## Set exercise:
Your task is to retype each line of the data below exactly.

## Data for this task:
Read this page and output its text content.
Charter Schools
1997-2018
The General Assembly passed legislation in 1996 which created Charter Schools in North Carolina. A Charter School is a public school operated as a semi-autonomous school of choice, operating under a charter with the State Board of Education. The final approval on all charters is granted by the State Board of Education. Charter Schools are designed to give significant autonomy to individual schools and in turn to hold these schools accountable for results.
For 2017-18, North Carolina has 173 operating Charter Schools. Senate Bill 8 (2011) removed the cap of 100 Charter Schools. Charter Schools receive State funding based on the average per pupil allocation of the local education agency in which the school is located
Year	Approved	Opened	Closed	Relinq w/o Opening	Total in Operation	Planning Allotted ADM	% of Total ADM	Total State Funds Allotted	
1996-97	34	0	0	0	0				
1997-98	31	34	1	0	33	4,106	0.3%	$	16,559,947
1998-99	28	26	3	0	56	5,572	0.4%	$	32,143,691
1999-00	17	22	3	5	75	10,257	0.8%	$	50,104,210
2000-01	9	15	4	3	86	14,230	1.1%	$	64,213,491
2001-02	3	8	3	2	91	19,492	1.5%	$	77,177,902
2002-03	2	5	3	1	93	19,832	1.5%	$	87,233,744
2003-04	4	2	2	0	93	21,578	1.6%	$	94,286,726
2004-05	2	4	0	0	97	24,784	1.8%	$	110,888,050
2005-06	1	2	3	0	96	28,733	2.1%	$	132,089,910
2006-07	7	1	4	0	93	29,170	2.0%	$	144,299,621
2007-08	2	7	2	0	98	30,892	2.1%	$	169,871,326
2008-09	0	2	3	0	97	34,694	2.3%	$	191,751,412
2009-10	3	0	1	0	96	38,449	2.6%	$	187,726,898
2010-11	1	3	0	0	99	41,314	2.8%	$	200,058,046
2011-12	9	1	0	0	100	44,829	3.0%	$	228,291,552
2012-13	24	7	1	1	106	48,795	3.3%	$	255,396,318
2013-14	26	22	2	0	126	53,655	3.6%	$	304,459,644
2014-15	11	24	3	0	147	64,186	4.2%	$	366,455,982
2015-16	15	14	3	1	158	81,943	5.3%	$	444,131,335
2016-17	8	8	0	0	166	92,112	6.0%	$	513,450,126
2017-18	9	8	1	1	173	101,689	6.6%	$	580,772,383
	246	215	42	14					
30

## Problem solution:
Read this page and output its text content.
Charter Schools
1997-2018
The General Assembly passed legislation in 1996 which created Charter Schools in North Carolina. A Charter School is a public school operated as a semi-autonomous school of choice, operating under a charter with the State Board of Education. The final approval on all charters is granted by the State Board of Education. Charter Schools are designed to give significant autonomy to individual schools and in turn to hold these schools accountable for results.
For 2017-18, North Carolina has 173 operating Charter Schools. Senate Bill 8 (2011) removed the cap of 100 Charter Schools. Charter Schools receive State funding based on the average per pupil allocation of the local education agency in which the school is located
Year	Approved	Opened	Closed	Relinq w/o Opening	Total in Operation	Planning Allotted ADM	% of Total ADM	Total State Funds Allotted	
1996-97	34	0	0	0	0				
1997-98	31	34	1	0	33	4,106	0.3%	$	16,559,947
1998-99	28	26	3	0	56	5,572	0.4%	$	32,143,691
1999-00	17	22	3	5	75	10,257	0.8%	$	50,104,210
2000-01	9	15	4	3	86	14,230	1.1%	$	64,213,491
2001-02	3	8	3	2	91	19,492	1.5%	$	77,177,902
2002-03	2	5	3	1	93	19,832	1.5%	$	87,233,744
2003-04	4	2	2	0	93	21,578	1.6%	$	94,286,726
2004-05	2	4	0	0	97	24,784	1.8%	$	110,888,050
2005-06	1	2	3	0	96	28,733	2.1%	$	132,089,910
2006-07	7	1	4	0	93	29,170	2.0%	$	144,299,621
2007-08	2	7	2	0	98	30,892	2.1%	$	169,871,326
2008-09	0	2	3	0	97	34,694	2.3%	$	191,751,412
2009-10	3	0	1	0	96	38,449	2.6%	$	187,726,898
2010-11	1	3	0	0	99	41,314	2.8%	$	200,058,046
2011-12	9	1	0	0	100	44,829	3.0%	$	228,291,552
2012-13	24	7	1	1	106	48,795	3.3%	$	255,396,318
2013-14	26	22	2	0	126	53,655	3.6%	$	304,459,644
2014-15	11	24	3	0	147	64,186	4.2%	$	366,455,982
2015-16	15	14	3	1	158	81,943	5.3%	$	444,131,335
2016-17	8	8	0	0	166	92,112	6.0%	$	513,450,126
2017-18	9	8	1	1	173	101,689	6.6%	$	580,772,383
	246	215	42	14					
30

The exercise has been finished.